# Do this
Copy out the lines below, replacing every occurrence of "divider" with "separator-line" and leaving everything else unchanged.

Item position entries
-- Begin --
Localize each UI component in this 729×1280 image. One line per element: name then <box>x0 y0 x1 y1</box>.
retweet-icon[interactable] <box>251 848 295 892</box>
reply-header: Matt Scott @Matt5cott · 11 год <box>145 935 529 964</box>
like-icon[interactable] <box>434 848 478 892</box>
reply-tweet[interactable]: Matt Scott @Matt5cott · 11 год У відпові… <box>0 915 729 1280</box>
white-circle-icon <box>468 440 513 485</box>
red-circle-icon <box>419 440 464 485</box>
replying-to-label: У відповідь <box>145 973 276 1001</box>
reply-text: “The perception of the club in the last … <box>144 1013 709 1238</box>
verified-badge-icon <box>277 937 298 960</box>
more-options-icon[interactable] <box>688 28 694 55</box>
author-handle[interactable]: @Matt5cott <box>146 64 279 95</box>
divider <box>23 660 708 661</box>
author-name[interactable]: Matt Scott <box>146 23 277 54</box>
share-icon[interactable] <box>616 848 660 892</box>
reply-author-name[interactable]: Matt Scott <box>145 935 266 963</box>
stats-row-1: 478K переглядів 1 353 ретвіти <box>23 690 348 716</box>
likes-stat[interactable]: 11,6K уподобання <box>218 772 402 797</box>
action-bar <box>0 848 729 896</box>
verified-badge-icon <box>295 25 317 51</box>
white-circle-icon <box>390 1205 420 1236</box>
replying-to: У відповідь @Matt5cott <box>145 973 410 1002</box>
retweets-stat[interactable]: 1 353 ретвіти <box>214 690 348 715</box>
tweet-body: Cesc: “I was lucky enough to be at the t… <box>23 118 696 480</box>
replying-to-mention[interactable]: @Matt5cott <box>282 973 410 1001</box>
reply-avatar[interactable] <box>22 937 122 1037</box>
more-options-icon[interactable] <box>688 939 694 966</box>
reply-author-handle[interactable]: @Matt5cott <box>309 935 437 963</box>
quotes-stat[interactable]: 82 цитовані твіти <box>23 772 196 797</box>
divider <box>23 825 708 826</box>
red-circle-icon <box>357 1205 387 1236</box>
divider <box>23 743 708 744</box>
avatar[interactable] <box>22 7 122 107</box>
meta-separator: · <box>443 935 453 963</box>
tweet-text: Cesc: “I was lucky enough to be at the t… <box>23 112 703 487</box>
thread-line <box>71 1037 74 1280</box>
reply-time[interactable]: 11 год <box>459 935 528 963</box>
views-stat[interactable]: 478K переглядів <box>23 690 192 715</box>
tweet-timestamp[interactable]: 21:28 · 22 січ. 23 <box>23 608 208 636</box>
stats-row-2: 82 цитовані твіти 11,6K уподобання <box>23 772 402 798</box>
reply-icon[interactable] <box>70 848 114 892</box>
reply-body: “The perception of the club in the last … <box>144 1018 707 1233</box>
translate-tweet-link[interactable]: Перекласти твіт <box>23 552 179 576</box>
-- End --
# Output below
Localize each UI component in this 729×1280 image. One line per element: name then <box>x0 y0 x1 y1</box>.
retweet-icon[interactable] <box>251 848 295 892</box>
reply-header: Matt Scott @Matt5cott · 11 год <box>145 935 529 964</box>
like-icon[interactable] <box>434 848 478 892</box>
reply-tweet[interactable]: Matt Scott @Matt5cott · 11 год У відпові… <box>0 915 729 1280</box>
white-circle-icon <box>468 440 513 485</box>
red-circle-icon <box>419 440 464 485</box>
replying-to-label: У відповідь <box>145 973 276 1001</box>
reply-text: “The perception of the club in the last … <box>144 1013 709 1238</box>
verified-badge-icon <box>277 937 298 960</box>
more-options-icon[interactable] <box>688 28 694 55</box>
author-handle[interactable]: @Matt5cott <box>146 64 279 95</box>
separator-line <box>23 660 708 661</box>
author-name[interactable]: Matt Scott <box>146 23 277 54</box>
share-icon[interactable] <box>616 848 660 892</box>
reply-author-name[interactable]: Matt Scott <box>145 935 266 963</box>
stats-row-1: 478K переглядів 1 353 ретвіти <box>23 690 348 716</box>
likes-stat[interactable]: 11,6K уподобання <box>218 772 402 797</box>
action-bar <box>0 848 729 896</box>
verified-badge-icon <box>295 25 317 51</box>
white-circle-icon <box>390 1205 420 1236</box>
replying-to: У відповідь @Matt5cott <box>145 973 410 1002</box>
retweets-stat[interactable]: 1 353 ретвіти <box>214 690 348 715</box>
tweet-body: Cesc: “I was lucky enough to be at the t… <box>23 118 696 480</box>
replying-to-mention[interactable]: @Matt5cott <box>282 973 410 1001</box>
reply-avatar[interactable] <box>22 937 122 1037</box>
more-options-icon[interactable] <box>688 939 694 966</box>
reply-author-handle[interactable]: @Matt5cott <box>309 935 437 963</box>
quotes-stat[interactable]: 82 цитовані твіти <box>23 772 196 797</box>
separator-line <box>23 825 708 826</box>
red-circle-icon <box>357 1205 387 1236</box>
separator-line <box>23 743 708 744</box>
avatar[interactable] <box>22 7 122 107</box>
meta-separator: · <box>443 935 453 963</box>
tweet-text: Cesc: “I was lucky enough to be at the t… <box>23 112 703 487</box>
thread-line <box>71 1037 74 1280</box>
reply-time[interactable]: 11 год <box>459 935 528 963</box>
views-stat[interactable]: 478K переглядів <box>23 690 192 715</box>
tweet-timestamp[interactable]: 21:28 · 22 січ. 23 <box>23 608 208 636</box>
stats-row-2: 82 цитовані твіти 11,6K уподобання <box>23 772 402 798</box>
reply-icon[interactable] <box>70 848 114 892</box>
reply-body: “The perception of the club in the last … <box>144 1018 707 1233</box>
translate-tweet-link[interactable]: Перекласти твіт <box>23 552 179 576</box>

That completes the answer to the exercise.